Die nationale Frage: Ansichten aus den achtziger Jahren

Von seinemFamilienstammbaum hat Andrej Bogdanowitsch Schnaider (Schneider?) eine Vorstellung, angefangen mit dem 18. Jahrhundert, von der Zeit der Zarenherrschaft Katherinas II. Aufgrund ihres Wohlwollens verlegte eine große Anzahl handwerklich geschickter Menschen ihren Wohnsitz nach Rußland. Die ersten Umsiedler ließen sich am linken Ufer der Wolga nieder, in 60 km Entfernung von Saratow; später nahmen sie auch das rechte Flußufer ein.

- Wie sollte man nicht stolz auf seine Vorfahren sein, - meint Andrej Bogdanowitsch nachdenklich. – Es waren so unglaublich fleißige Leute – Tischler, Zimmerleute, Töpfer. Die ersten Lebensjahre an der Wolga erwiesen sich für sie als recht schwierig: die Ortsansässigen – Kalmücken und Kirgisen - waren den andersstämmigen Siedlern gegenüber anfangs nicht sonderlich freundlich gesinnt. Auf religiöser Ebene gab es auch Zusammenstöße mit den Russen. Aber letzendlich siegte der gesunde Menschenverstand, und es entstanden, wenn auch nicht gerade freundschaftliche Verhältnisse, so doch zumindest recht erträgliche Beziehungen.

SCHRIFTLICHE AUFGABE 1 -
Prüfen Sie, ob die folgenden Aussagen mit dem Textauszug übereinstimmen, und belegen Sie jede Antwort mit einem wörtlichen Zitat: (a) Die ersten Umsiedler ließen sich am rechten Ufer der Wolga nieder. (b) Zu den Ortsansässigen zählten Kalmücken und Kirgisen. (c) Die Siedler lebten 60 km von Saratow entfernt.
SCHRIFTLICHE AUFGABE 2 -
Welche Berufe übten die Vorfahren laut Andrej Bogdanowitsch im Textauszug aus?
SCHRIFTLICHE AUFGABE 3 -
Schreiben Sie aus dem Textauszug den Abschnitt ab, der mit den Worten „Von seinemFamilienstammbaum hat“ beginnt und mit „rechte Flußufer ein.“ schließt.
Die Zeilen haben hierfür keine Bedeutung.

EXTRAHIERTE DATEN -
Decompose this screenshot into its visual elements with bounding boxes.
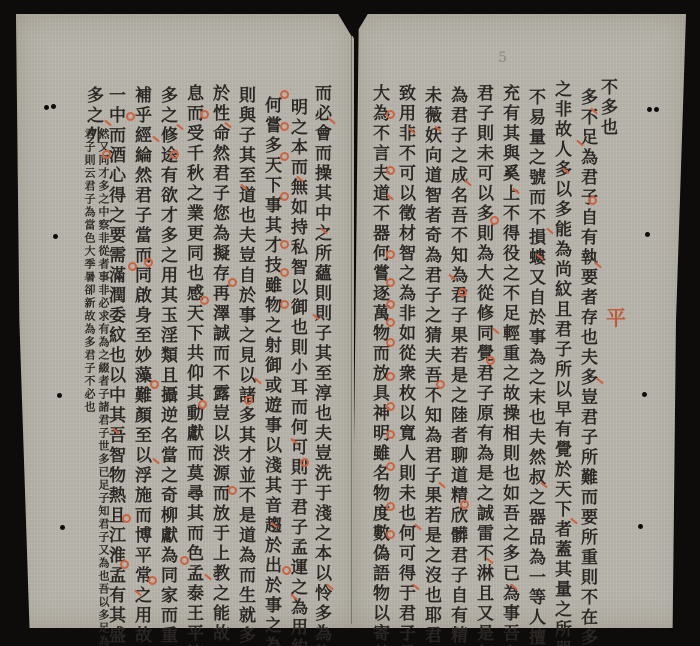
- red-circle-mark: [386, 110, 395, 119]
- binding-hole: [645, 232, 650, 237]
- red-circle-mark: [588, 196, 597, 205]
- red-circle-mark: [282, 566, 291, 575]
- red-circle-mark: [280, 90, 289, 99]
- red-circle-mark: [460, 500, 469, 509]
- red-annotation-char: 平: [606, 302, 626, 331]
- left-col-4: 則與子其至道也夫豈自於事之見以諸多其才並不是道為而生就多而未來之則有面: [236, 86, 253, 616]
- left-col-5: 於性命然君子您為擬存再澤誠而不露豈以渋源而放于上教之能故一之而因萬物之息一: [210, 84, 227, 614]
- right-col-7: 為君子之成名吾不知為君子果若是之陸者聊道精欣髒君子自有精微之蘊當不: [448, 86, 465, 616]
- red-circle-mark: [198, 400, 207, 409]
- red-circle-mark: [200, 296, 209, 305]
- red-circle-mark: [280, 122, 289, 131]
- left-col-6: 息而受千秋之業更同也感天下共仰其動獻而莫尋其而色孟泰王平濟稽聚已貫乎: [184, 84, 201, 614]
- binding-gutter: [351, 34, 352, 624]
- red-circle-mark: [280, 240, 289, 249]
- red-circle-mark: [120, 560, 129, 569]
- binding-hole: [60, 525, 65, 530]
- red-circle-mark: [128, 262, 137, 271]
- red-circle-mark: [386, 338, 395, 347]
- binding-hole: [654, 107, 659, 112]
- red-circle-mark: [486, 356, 495, 365]
- left-small-col-1: 然又同才多之中察非從者事非必求有為之綴者子諸君子世多已足子知君子又為也吾以多足為: [98, 128, 109, 598]
- red-circle-mark: [144, 258, 153, 267]
- red-circle-mark: [280, 152, 289, 161]
- right-col-1: 不多也: [598, 78, 615, 138]
- red-circle-mark: [228, 486, 237, 495]
- red-circle-mark: [386, 278, 395, 287]
- right-col-4: 不易量之號而不損螻又自於事為之末也夫然叔之器品為一等人擅長為一等靠乃: [526, 88, 543, 618]
- red-circle-mark: [458, 288, 467, 297]
- red-circle-mark: [200, 110, 209, 119]
- left-col-3: 何嘗多天下事其才技雖物之射御或遊事以淺其音趨於出於事之為然而則其中之所存: [262, 96, 279, 626]
- red-circle-mark: [436, 380, 445, 389]
- binding-hole: [638, 524, 643, 529]
- left-col-1: 而必會而操其中之所蘊則則子其至淳也夫豈洗于淺之本以怜多為物以前民非可以眩聽: [312, 84, 329, 614]
- binding-hole: [53, 234, 58, 239]
- left-col-8: 補乎經綸然君子當而同啟身至妙藻難顏至以浮施而博平常之用故一居而泄造化之精: [132, 86, 149, 616]
- red-circle-mark: [386, 530, 395, 539]
- red-circle-mark: [280, 192, 289, 201]
- red-circle-mark: [148, 576, 157, 585]
- red-circle-mark: [386, 300, 395, 309]
- red-circle-mark: [386, 430, 395, 439]
- right-col-10: 大為不言夫道不器何嘗逐萬物而放具神明雖名物度數偽語物以寄其之思亦在理之: [370, 84, 387, 614]
- right-col-6: 君子則未可以多則為大從修同覺君子原有為是之誠雷不淋且又是何以說誓應将: [474, 84, 491, 614]
- right-col-8: 未薇妖向道智者奇為君子之猜夫吾不知為君子果若是之沒也耶君子不多也博為以: [422, 86, 439, 616]
- red-circle-mark: [126, 112, 135, 121]
- red-circle-mark: [228, 278, 237, 287]
- red-circle-mark: [102, 150, 111, 159]
- binding-hole: [642, 392, 647, 397]
- page-number: 5: [498, 50, 507, 66]
- binding-hole: [57, 393, 62, 398]
- red-circle-mark: [280, 300, 289, 309]
- binding-hole: [44, 105, 49, 110]
- red-circle-mark: [280, 268, 289, 277]
- red-circle-mark: [150, 380, 159, 389]
- right-col-2: 多不足為君子自有執要者存也夫多豈君子所難而要所重則不在多也聖人所以兩貌: [578, 88, 595, 618]
- right-col-3: 之非故人多以多能為尚紋且君子所以早有覺於天下者蓋其量之所器之大的中有: [552, 80, 569, 610]
- red-circle-mark: [122, 514, 131, 523]
- left-small-col-2: 君子則云君子為當色大季暑卻新故為多君子不必也: [84, 128, 95, 598]
- red-circle-mark: [386, 250, 395, 259]
- right-col-5: 充有其與奚上不得役之不足輕重之故操相則也如吾之多已為事吾之只我自也右: [500, 84, 517, 614]
- red-circle-mark: [386, 372, 395, 381]
- red-circle-mark: [386, 318, 395, 327]
- red-circle-mark: [386, 462, 395, 471]
- red-circle-mark: [300, 458, 309, 467]
- binding-hole: [647, 107, 652, 112]
- red-circle-mark: [490, 216, 499, 225]
- red-circle-mark: [180, 556, 189, 565]
- binding-hole: [51, 104, 56, 109]
- red-circle-mark: [244, 396, 253, 405]
- red-circle-mark: [386, 502, 395, 511]
- red-circle-mark: [170, 150, 179, 159]
- red-circle-mark: [386, 402, 395, 411]
- left-col-7: 多之修途有欲才多之用其玉淫類且攝逆名當之奇柳獻為同家而重就多而繇之亦有: [158, 86, 175, 616]
- right-col-9: 致用非不可以徵材智之為非如從衆枚以寬人則未也何可得于君子孟存之為休則: [396, 84, 413, 614]
- red-circle-mark: [386, 166, 395, 175]
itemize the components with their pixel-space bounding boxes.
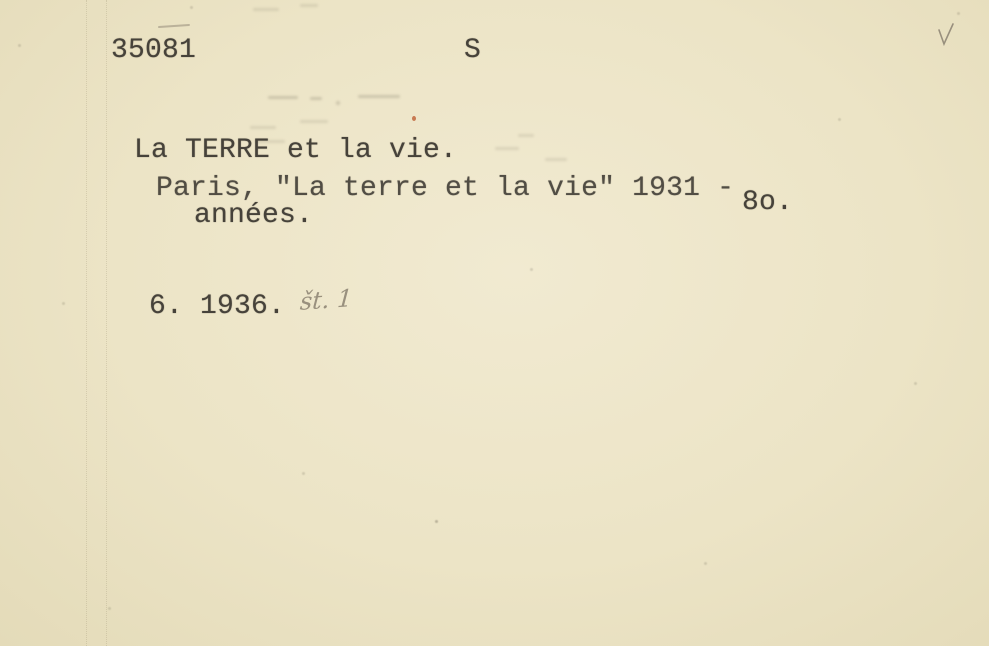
paper-speck — [18, 44, 21, 47]
format-note: 8o. — [742, 188, 793, 218]
paper-speck — [838, 118, 841, 121]
erased-text-smudge — [253, 8, 279, 11]
paper-speck — [435, 520, 438, 523]
section-letter: S — [464, 36, 481, 66]
paper-speck — [190, 6, 193, 9]
pencil-dash-mark — [158, 24, 190, 28]
call-number: 35081 — [111, 36, 196, 66]
paper-speck — [914, 382, 917, 385]
erased-text-smudge — [545, 158, 567, 161]
paper-speck — [530, 268, 533, 271]
erased-text-smudge — [495, 147, 519, 150]
erased-text-smudge — [518, 134, 534, 137]
catalog-card: 35081 S La TERRE et la vie. Paris, "La t… — [0, 0, 989, 646]
card-fold-line — [106, 0, 107, 646]
holdings-line: 6. 1936. — [149, 292, 285, 322]
erased-text-smudge — [300, 120, 328, 123]
ink-speck — [412, 116, 416, 121]
paper-speck — [957, 12, 960, 15]
erased-text-smudge — [358, 95, 400, 98]
erased-text-smudge — [336, 101, 340, 105]
erased-text-smudge — [310, 97, 322, 100]
handwritten-annotation: št. 1 — [299, 285, 353, 315]
checkmark-icon — [936, 21, 956, 49]
paper-speck — [62, 302, 65, 305]
paper-speck — [302, 472, 305, 475]
erased-text-smudge — [268, 96, 298, 99]
erased-text-smudge — [300, 4, 318, 7]
imprint-continuation: années. — [194, 201, 313, 231]
paper-speck — [704, 562, 707, 565]
paper-speck — [108, 607, 111, 610]
card-title: La TERRE et la vie. — [134, 136, 457, 166]
card-fold-line — [86, 0, 87, 646]
erased-text-smudge — [250, 126, 276, 129]
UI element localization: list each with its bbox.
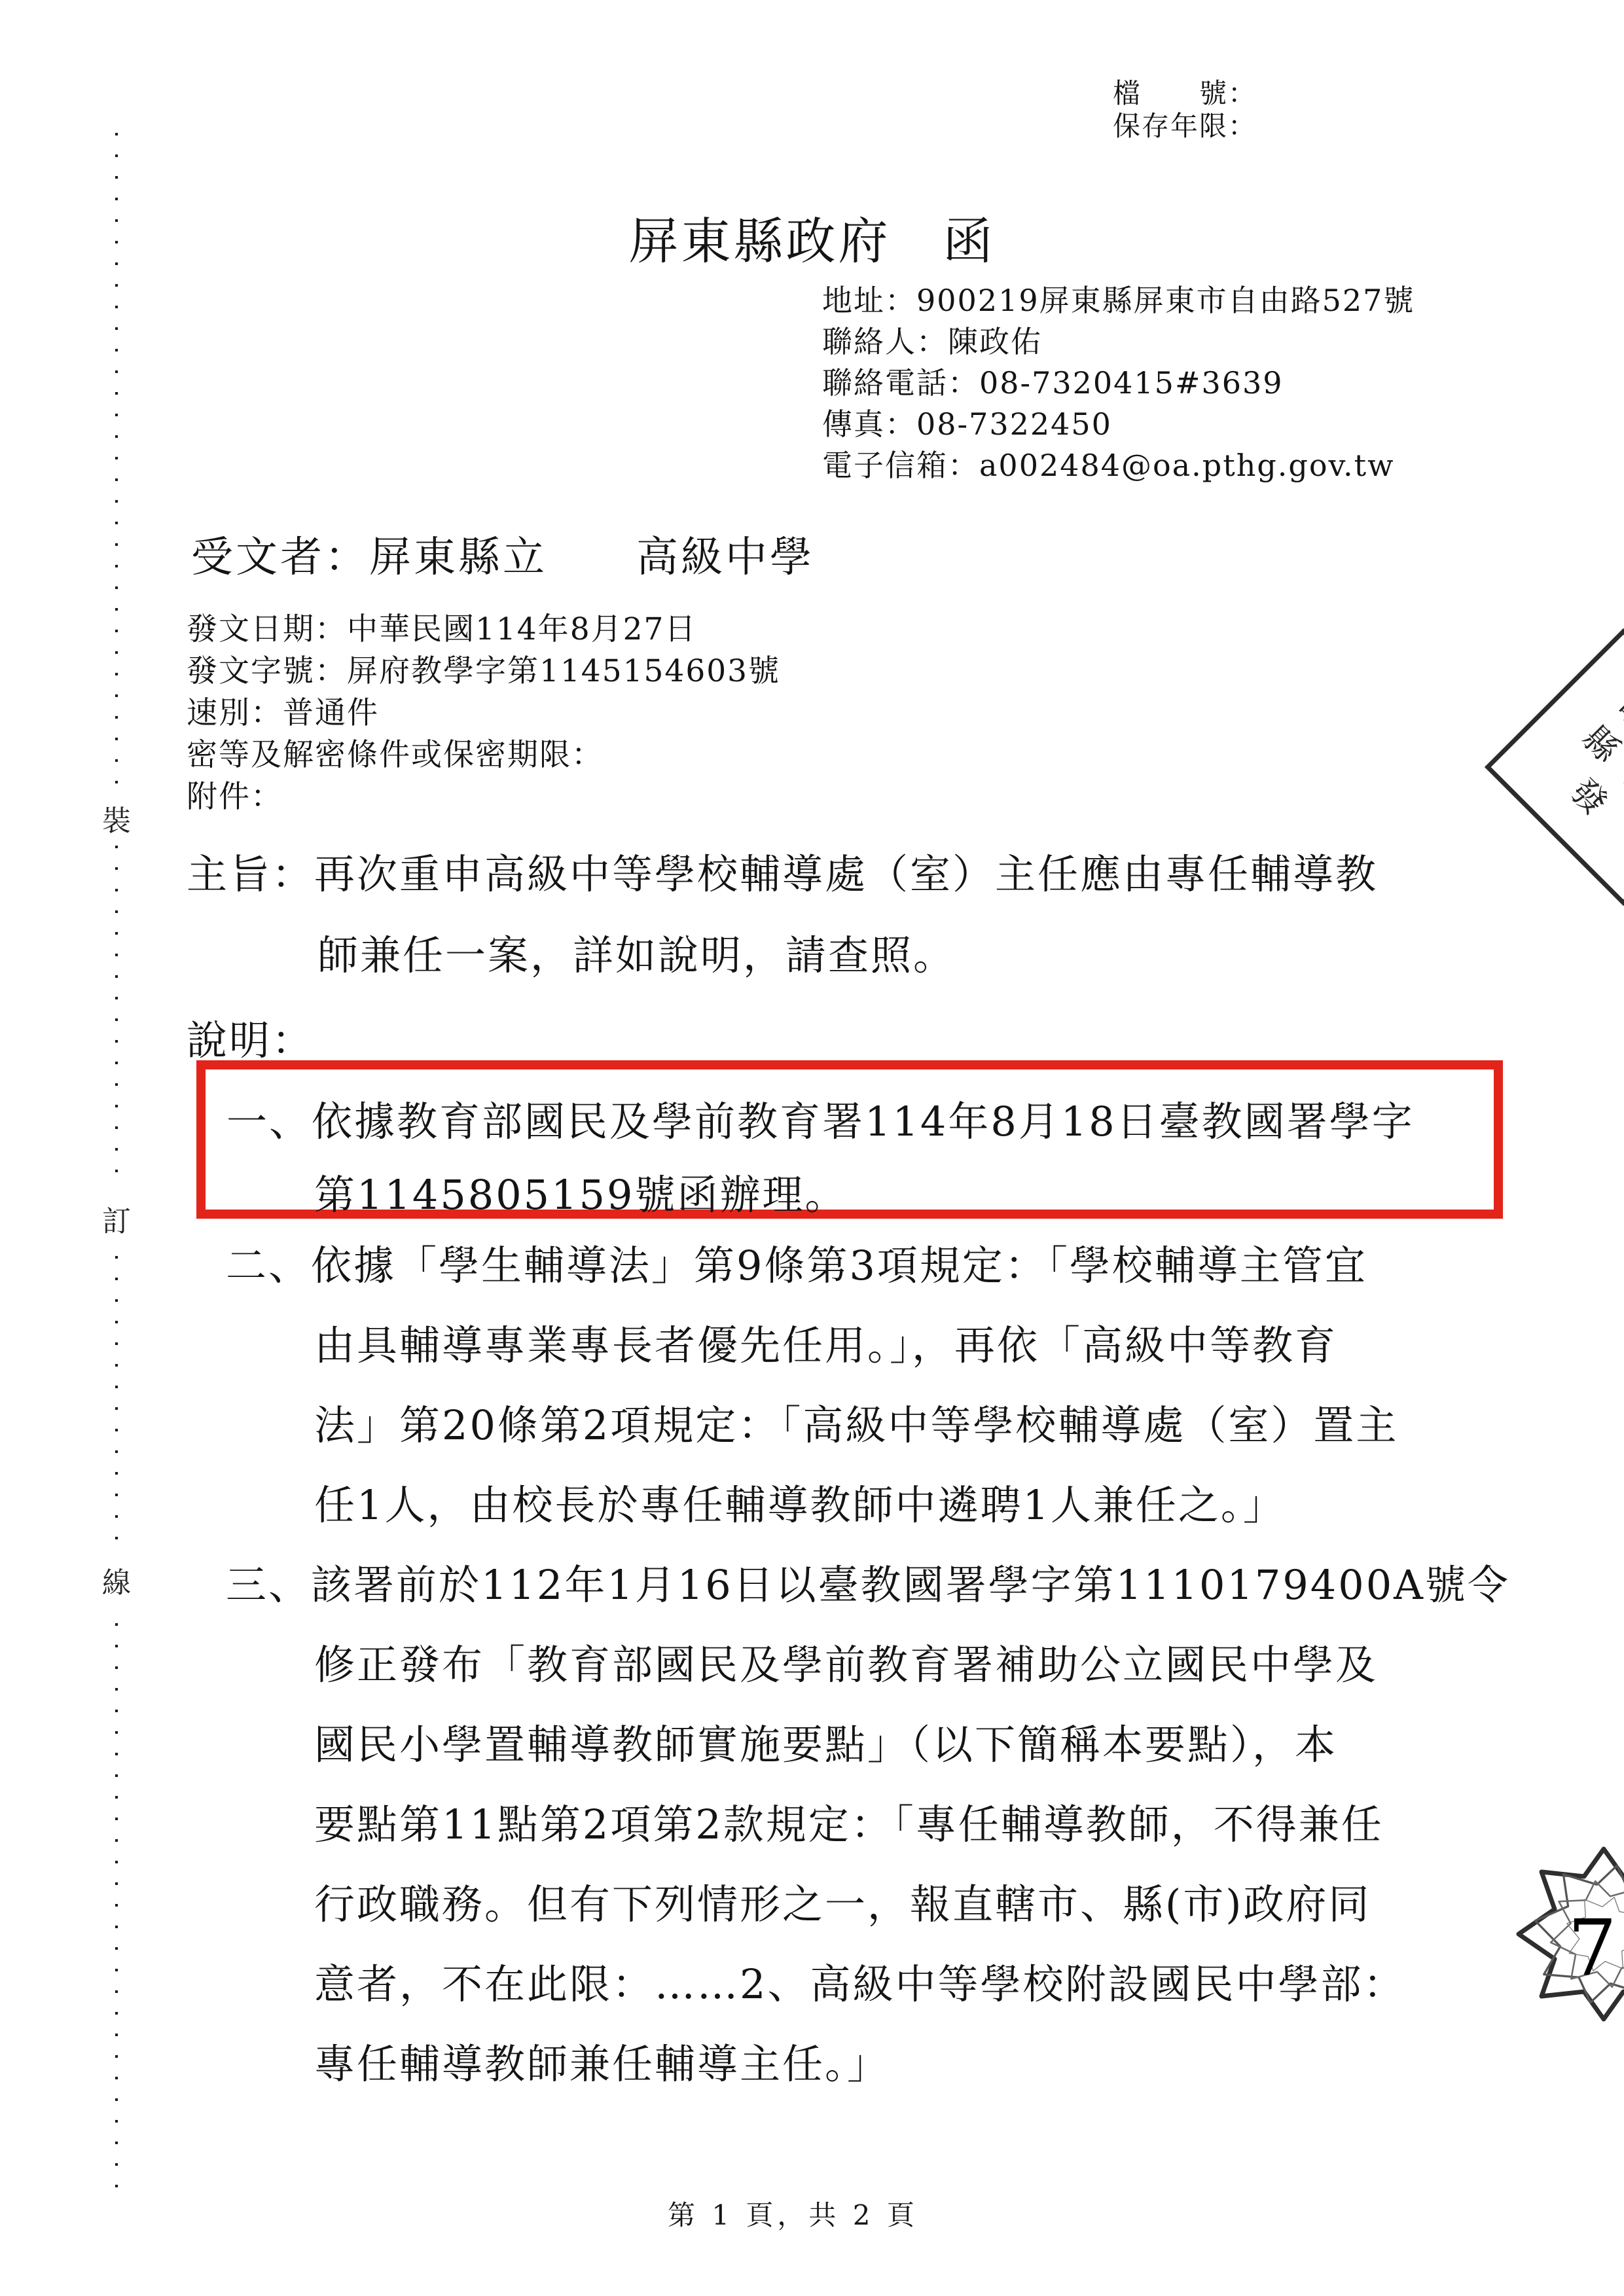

LÖSUNG DER AUFGABE 1 -
(a) Nein: „Die ersten Umsiedler ließen sich am linken Ufer der Wolga nieder“
(b) Ja: „die Ortsansässigen – Kalmücken und Kirgisen“
(c) Ja: „in 60 km Entfernung von Saratow“

LÖSUNG DER AUFGABE 2 -
Tischler, Zimmerleute und Töpfer.

LÖSUNG DER AUFGABE 3 -
Von seinemFamilienstammbaum hat Andrej Bogdanowitsch Schnaider (Schneider?) eine Vorstellung, angefangen mit dem 18. Jahrhundert, von der Zeit der Zarenherrschaft Katherinas II. Aufgrund ihres Wohlwollens verlegte eine große Anzahl handwerklich geschickter Menschen ihren Wohnsitz nach Rußland. Die ersten Umsiedler ließen sich am linken Ufer der Wolga nieder, in 60 km Entfernung von Saratow; später nahmen sie auch das rechte Flußufer ein.